▼
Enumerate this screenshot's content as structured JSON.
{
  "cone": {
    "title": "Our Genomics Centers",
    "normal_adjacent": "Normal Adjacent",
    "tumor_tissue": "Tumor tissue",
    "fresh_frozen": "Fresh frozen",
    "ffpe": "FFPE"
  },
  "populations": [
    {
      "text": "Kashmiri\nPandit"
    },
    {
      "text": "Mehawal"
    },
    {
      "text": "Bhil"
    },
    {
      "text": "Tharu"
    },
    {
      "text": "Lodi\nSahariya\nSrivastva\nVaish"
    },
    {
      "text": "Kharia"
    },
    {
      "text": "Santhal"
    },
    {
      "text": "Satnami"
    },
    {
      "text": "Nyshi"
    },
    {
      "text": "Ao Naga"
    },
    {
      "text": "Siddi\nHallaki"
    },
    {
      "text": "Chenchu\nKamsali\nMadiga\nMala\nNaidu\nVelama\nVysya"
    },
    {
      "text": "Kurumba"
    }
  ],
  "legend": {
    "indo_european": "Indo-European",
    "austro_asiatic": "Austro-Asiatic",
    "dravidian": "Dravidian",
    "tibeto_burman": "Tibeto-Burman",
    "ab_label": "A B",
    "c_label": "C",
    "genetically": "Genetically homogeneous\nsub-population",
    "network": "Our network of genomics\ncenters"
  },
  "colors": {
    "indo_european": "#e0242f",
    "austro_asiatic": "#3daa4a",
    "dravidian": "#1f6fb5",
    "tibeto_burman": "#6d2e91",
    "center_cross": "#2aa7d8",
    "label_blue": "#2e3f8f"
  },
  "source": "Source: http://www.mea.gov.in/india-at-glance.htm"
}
▲
● **EXERCISE DESCRIPTION**: Please give the count of lines in the listing that include the string "dravidian", with no words around it.

● **ANSWER TO THE PROBLEM**: 2